### Source extract
====
Hands on Your Knees vs Hands on Your Head


Most athletes were taught from a young age not to put their hands on their knees after a sprint. Putting your hands on your head was believed to be the superior way to recover. Many coaches claimed that putting your hands on your head would open up your lungs to allow more oxygen in. Contrary to popular belief, new studies have proven that the posture of having your hands on your knees will allow you to recover faster.


Many athletes who felt misguided wanted an apology from every coach who told them to stand up straight and get their hands off their knees. ​In light of these new findings, the debate continues over whether or not players should recover with their hands on their knees. However, the new findings fail to acknowledge the power of body language and the mind-body feedback loop.


The Science Behind Body Language


Your mind and body are in constant communication. Subconsciously, your brain is always taking inventory of your body language. Your brain is always aware of analyzing things like your facial expressions, muscle tension, posture, breathing, and hand gestures. 


A study done in the 1980s found that people found jokes to be funnier when they held a pencil between their teeth. The pencil trick forces your face to mimic a smile, and your brain doesn’t care if it’s a fake smile, it’s still going release the happy chemicals.


A more recent study was done by Tarah Kraft and Sarah Pressman at the University of Kansas called, “The Role of Positive Facial Feedback in the Stress Response” (https://kuscholarworks.ku.edu/handle/1808/7903). Participants were put through stressful tasks while holding chopsticks in their mouths. The picture below demonstrates the facial positions used in the experiment and the electrodes with wires were measuring muscle activity.


Those who had the facial expression most similar to a genuine smile (far right) were less stressed and showed faster physiological recovery. Your emotional experience is heavily influenced by your facial expressions, and so is your physical experience. Your body language tells you what to think and how to feel.


Not only do we smile because we feel happy; we feel happy because we smile.

Not only do we stand tall when we feel confident; we feel confident because we stand tall.

Not only do we maintain eye contact when we feel engaged; we feel engaged because we maintain eye contact.

Not only do we breathe deeply when we feel calm; we feel calm because we breathe deeply.


Great body language is not about faking feelings, it’s about recognizing that you can behave your way into feelings.


Act tired (even if you don’t feel tired) = feel more tired

Act unbothered (even if you don’t feel unbothered) = feel more unbothered

Act energized (even if you don’t feel energized) = feel more energized


The Influence of Body Language


When Dr. ​​Albert Mehrabian (researcher of body language) was comparing the best way to decipher someone’s attitude, he developed the 7-38-55 rule. This rule indicates the breakdown through which attitude is communicated:

7% words: what you say

38% voice: your tone, pitch, pace, and volume 

55% body language: the visible actions you show with your body


In other words, 93% of how you communicate is not about what you say, it’s about how you say it. Your tone of voice and body language carry more weight than the words that you use. It’s hard to overstate the importance of body language because it influences how you think, feel, communicate, respond, recover, and perform.
====
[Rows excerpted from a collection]
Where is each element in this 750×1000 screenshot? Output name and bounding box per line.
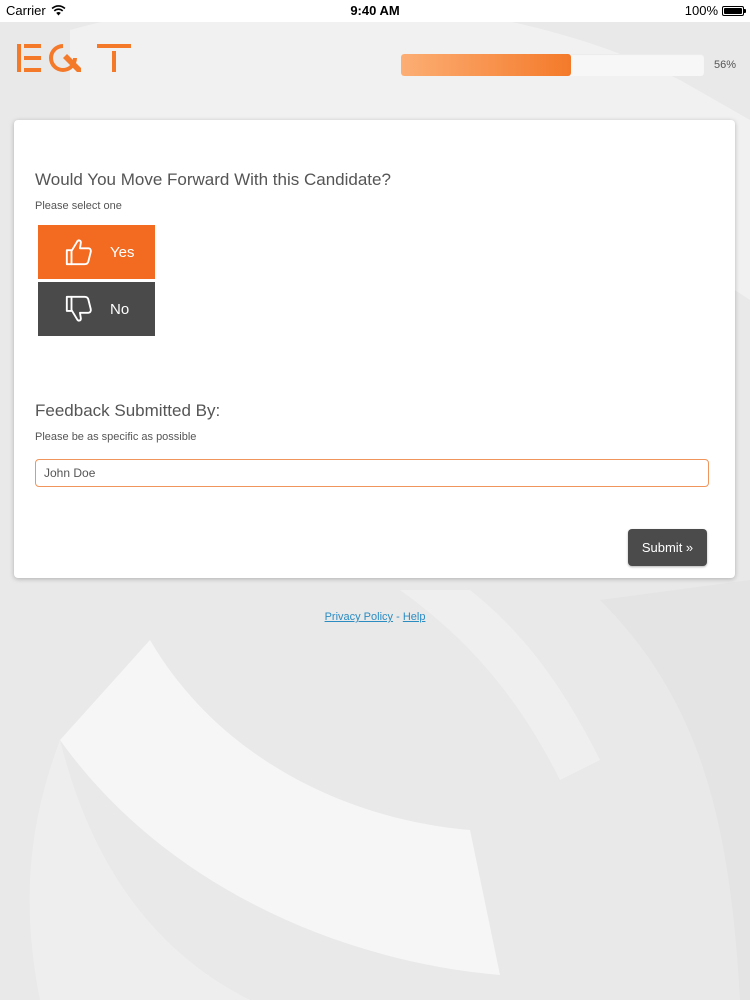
eqt-logo [17,44,131,72]
privacy-policy-link[interactable]: Privacy Policy [325,611,393,623]
help-link[interactable]: Help [403,611,426,623]
progress-bar [401,54,704,76]
feedback-hint: Please be as specific as possible [35,431,197,443]
feedback-title: Feedback Submitted By: [35,401,221,420]
submitted-by-input[interactable] [35,459,709,487]
thumbs-up-icon [65,239,92,266]
question-title: Would You Move Forward With this Candida… [35,170,391,189]
progress-label: 56% [714,59,737,71]
question-hint: Please select one [35,200,122,212]
thumbs-down-icon [65,295,92,322]
footer-separator: - [393,611,403,623]
no-button[interactable]: No [38,282,155,336]
battery-icon [722,5,746,16]
status-time: 9:40 AM [350,3,400,18]
battery-percent: 100% [684,3,718,18]
feedback-card: Would You Move Forward With this Candida… [14,120,735,578]
progress-fill [401,54,571,76]
yes-label: Yes [110,243,135,261]
yes-button[interactable]: Yes [38,225,155,279]
status-battery: 100% [684,3,746,18]
no-label: No [110,300,130,318]
submit-button[interactable]: Submit » [628,529,707,566]
footer-links: Privacy Policy - Help [0,611,750,623]
status-bar: Carrier 9:40 AM 100% [0,0,750,22]
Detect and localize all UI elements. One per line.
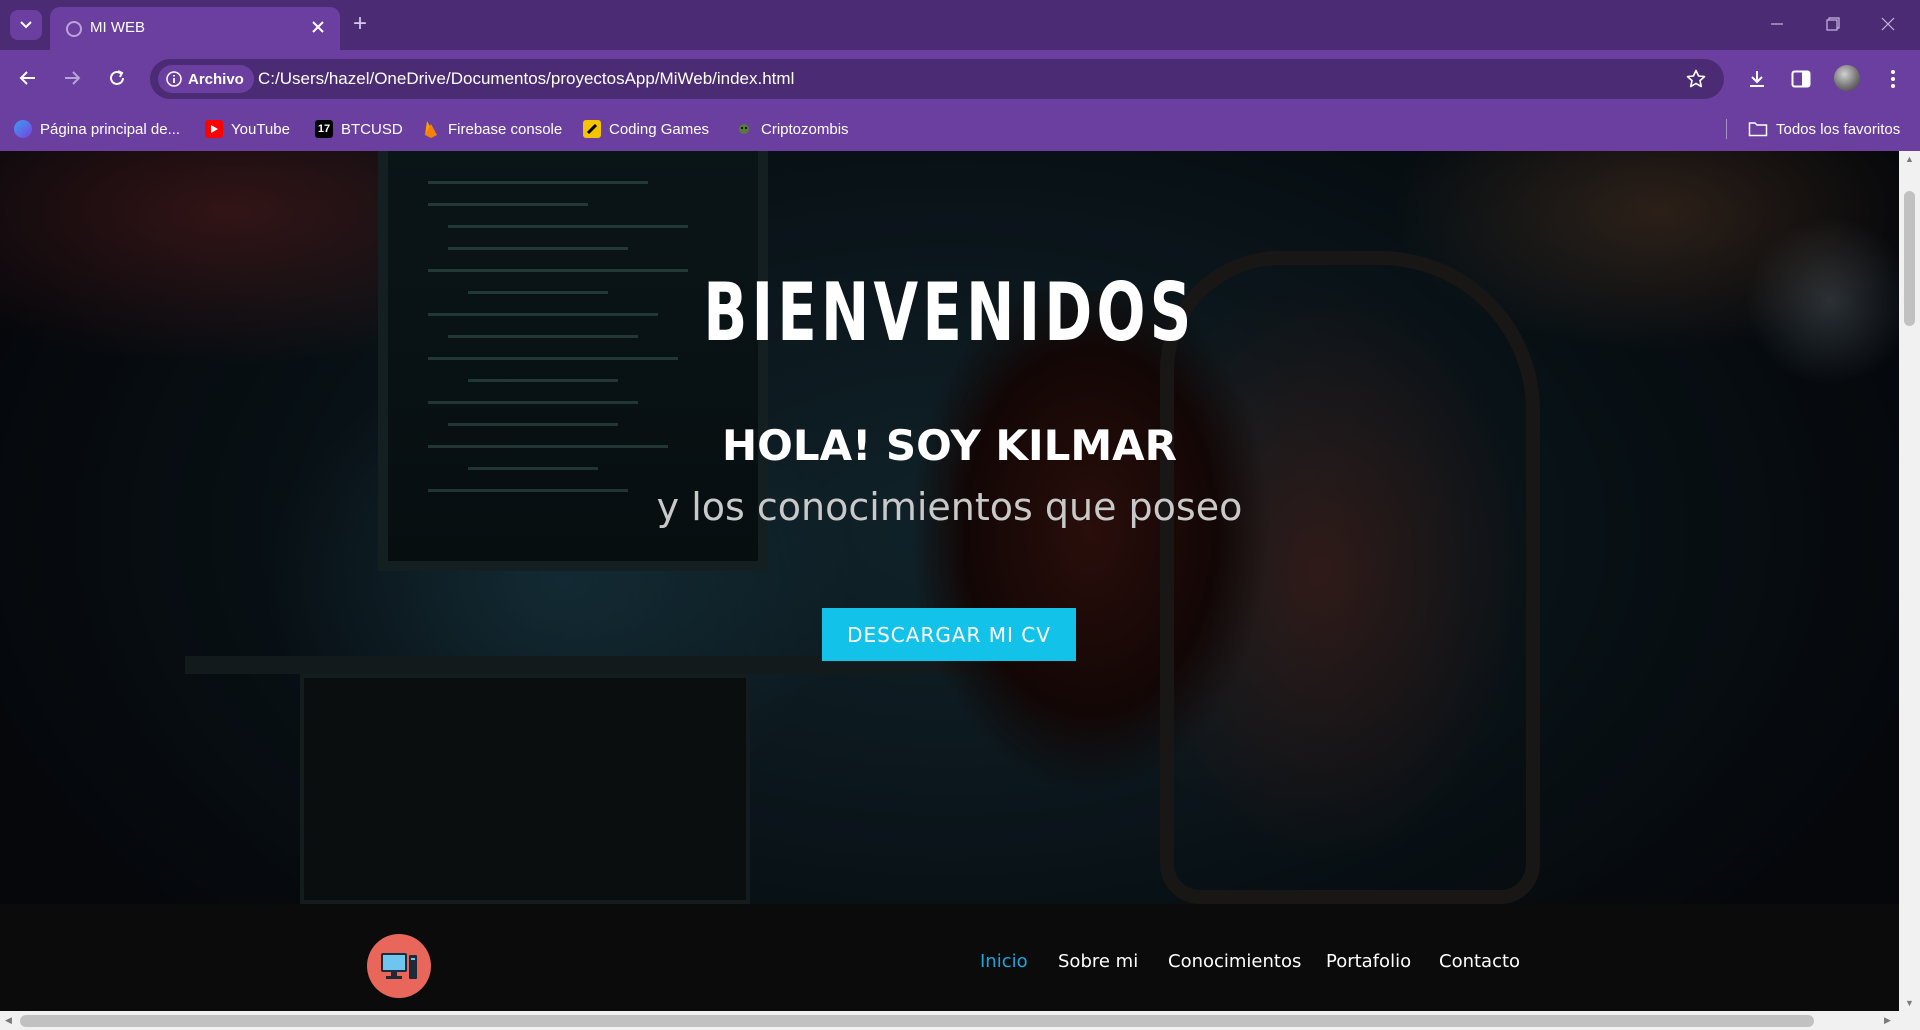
horizontal-scrollbar[interactable]: ◀ ▶: [0, 1011, 1920, 1030]
address-bar[interactable]: Archivo C:/Users/hazel/OneDrive/Document…: [150, 59, 1724, 99]
reload-icon: [110, 70, 124, 85]
tradingview-icon: 17: [315, 120, 333, 138]
scroll-up-arrow-icon[interactable]: ▲: [1905, 154, 1914, 164]
back-button[interactable]: [12, 62, 44, 94]
minimize-icon: [1771, 23, 1783, 25]
bookmark-label: Página principal de...: [40, 120, 181, 138]
active-tab[interactable]: MI WEB: [50, 7, 340, 50]
close-tab-button[interactable]: [308, 17, 328, 37]
coding-games-icon: [583, 120, 601, 138]
browser-menu-button[interactable]: [1878, 64, 1908, 94]
download-icon: [1750, 71, 1764, 87]
new-tab-button[interactable]: +: [353, 12, 367, 36]
bookmark-item[interactable]: 17 BTCUSD: [315, 118, 403, 140]
minimize-button[interactable]: [1762, 12, 1792, 36]
arrow-left-icon: [19, 71, 35, 85]
close-window-button[interactable]: [1873, 12, 1903, 36]
scroll-down-arrow-icon[interactable]: ▼: [1905, 998, 1914, 1008]
downloads-button[interactable]: [1742, 64, 1772, 94]
url-text[interactable]: C:/Users/hazel/OneDrive/Documentos/proye…: [258, 69, 794, 89]
close-icon: [1881, 17, 1895, 31]
hero-greeting: HOLA! SOY KILMAR: [722, 421, 1177, 470]
page-viewport: BIENVENIDOS HOLA! SOY KILMAR y los conoc…: [0, 151, 1899, 1011]
bookmarks-divider: [1726, 119, 1727, 139]
vertical-scrollbar[interactable]: ▲ ▼: [1899, 151, 1920, 1011]
reload-button[interactable]: [101, 62, 133, 94]
scroll-left-arrow-icon[interactable]: ◀: [5, 1015, 12, 1026]
download-cv-button[interactable]: DESCARGAR MI CV: [822, 608, 1076, 661]
bookmarks-bar: Página principal de... YouTube 17 BTCUSD…: [0, 107, 1920, 151]
nav-link-inicio[interactable]: Inicio: [980, 951, 1028, 972]
browser-toolbar: Archivo C:/Users/hazel/OneDrive/Document…: [0, 50, 1920, 107]
star-icon: [1686, 69, 1706, 88]
vertical-scroll-thumb[interactable]: [1904, 191, 1915, 326]
tab-strip: MI WEB +: [0, 0, 1920, 50]
bookmark-label: YouTube: [231, 120, 290, 138]
bookmark-label: BTCUSD: [341, 120, 403, 138]
bookmark-label: Criptozombis: [761, 120, 849, 138]
bookmark-item[interactable]: Página principal de...: [14, 118, 180, 140]
info-icon: [166, 71, 182, 87]
site-info-chip[interactable]: Archivo: [158, 65, 254, 93]
nav-link-conocimientos[interactable]: Conocimientos: [1168, 951, 1301, 972]
site-chip-label: Archivo: [188, 70, 244, 88]
forward-button[interactable]: [56, 62, 88, 94]
chevron-down-icon: [20, 21, 32, 29]
bookmark-star-button[interactable]: [1684, 67, 1708, 91]
side-panel-icon: [1791, 70, 1811, 88]
bookmark-item[interactable]: Coding Games: [583, 118, 709, 140]
hero-subtitle: y los conocimientos que poseo: [656, 485, 1243, 529]
tab-title: MI WEB: [90, 19, 145, 36]
bookmark-label: Coding Games: [609, 120, 710, 138]
bookmark-label: Firebase console: [448, 120, 563, 138]
restore-button[interactable]: [1818, 12, 1848, 36]
horizontal-scroll-thumb[interactable]: [20, 1015, 1814, 1027]
arrow-right-icon: [65, 71, 81, 85]
nav-link-sobre-mi[interactable]: Sobre mi: [1058, 951, 1138, 972]
folder-icon: [1748, 122, 1768, 137]
nav-link-contacto[interactable]: Contacto: [1439, 951, 1520, 972]
bookmark-item[interactable]: Firebase console: [422, 118, 562, 140]
restore-icon: [1826, 17, 1840, 31]
bookmark-item[interactable]: Criptozombis: [735, 118, 849, 140]
side-panel-button[interactable]: [1786, 64, 1816, 94]
site-logo[interactable]: [367, 934, 431, 998]
hero-section: BIENVENIDOS HOLA! SOY KILMAR y los conoc…: [0, 151, 1899, 904]
youtube-icon: [205, 120, 223, 138]
scroll-right-arrow-icon[interactable]: ▶: [1884, 1015, 1891, 1026]
site-navbar: Inicio Sobre mi Conocimientos Portafolio…: [0, 904, 1899, 1011]
profile-avatar[interactable]: [1834, 65, 1860, 91]
tab-search-button[interactable]: [10, 10, 42, 40]
computer-icon: [381, 953, 417, 979]
all-bookmarks-button[interactable]: Todos los favoritos: [1748, 118, 1900, 140]
close-icon: [312, 21, 324, 33]
globe-icon: [66, 21, 82, 37]
all-bookmarks-label: Todos los favoritos: [1776, 120, 1901, 138]
edge-icon: [14, 120, 32, 138]
nav-link-portafolio[interactable]: Portafolio: [1326, 951, 1411, 972]
bookmark-item[interactable]: YouTube: [205, 118, 290, 140]
zombie-icon: [735, 120, 753, 138]
hero-title: BIENVENIDOS: [703, 266, 1196, 359]
firebase-icon: [422, 120, 440, 138]
more-vertical-icon: [1891, 70, 1895, 88]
====
### Task requirements
[1] Answer these from the body language article:
(a) What did many coaches claim that putting your hands on your head would do?
(b) Who carried out the study in which participants held chopsticks in their mouths, and at which university?
(c) Under the 7-38-55 rule, what share of how attitude is communicated goes to voice?
[2] Write the next part of the body language article, picking up right after its final sentence.

### Responses to the tasks
[1]
(a) Open up your lungs to allow more oxygen in.
(b) Tarah Kraft and Sarah Pressman, at the University of Kansas.
(c) 38%.

[2]
Sport Psychologist Michael Gervais says that confidence comes from 1 place: what you say to yourself. I agree, and I’d like to add that body language is a form of self-talk. Although it often happens on a subconscious level, what your physical body is doing informs what you are saying to yourself. When you keep your head held high, stand tall, and look focused, you are sending a message to yourself that conveys strength and a confident mentality. When you frown, hang your head, and drop your shoulders, everything you are saying to yourself is likely negative.


Managing Emotions Through Body Language


The Miami Heat are known for having one of the NBA’s most disciplined cultures and conditioning regimens. Pat Riley does not want his players in good shape or even great shape. He wants them in world-class shape. Reportedly, the Miami Heat fine their players each time they rest with their hands on their knees in practice or games.


You don’t have to ignore all of your feelings for the sake of great body language. Listen to your feelings, but be picky about which emotions you decide to show. This is performance psychology. If you play a sport, you are a performer. You have to think like an actress (or actor). When you are on the court, if you show every emotion you are feeling, you give your opponents a huge advantage. You can be aware of your emotions without being hijacked by them and becoming emotional in a costly way. This is the game behind the game. When you see your opponents doubled over from fatigue, you know that you can take advantage of how tired they are by pushing harder. If you are intentional about having great body language, and you never let them see you like that, they are going to get frustrated. It’s intimidating when you see a team that always looks strong, confident, and unwavering in their effort and attitude. It’s hard to stop a player who maintains great body language, even when they are not performing well.


A good way to test your body language is to ask yourself this question: 

If someone was only observing your body language, would they know what was happening in the game?

  • Would they know based on your reaction that you missed the shot?

  • Would they be able to tell that your team was losing?

  • Would your frustration inform them that you were not playing well?

Embracing the Mind Games


Kobe Bryant managed his emotions and body language masterfully by creating an alter ego on the court. The Black Mamba was so much more than just a nickname, it was the costume he dressed up in before he went out on stage.


Kobe was in charge of handling everything going on in his personal life. Kobe was responsible for coping with the pressures of being an NBA superstar. Kobe’s job was to address everything that he was struggling with and make sure his body was healthy.


The Black Mamba was in charge of performing on the court. The Black Mamba’s job was to portray a cold-blooded assassin.


Kobe was the actor. The Black Mamba was the character he played.


This persona allowed him to move on mentally much quicker than his opponents. When things went wrong and where Kobe would have overreacted, The Black Mamba didn’t have to. The Black Mamba knew his job was to win, and he wasn’t going to let Kobe’s emotions get in the way.

“There’s a difference between who you are and what you are. What I am when I step on the court is, I become that [black mamba]. I am that killer snake. I’m stone cold.” - Kobe Bryant

If it helps you to manage your emotions and body language, create an alter ego. Name and describe your on-court character.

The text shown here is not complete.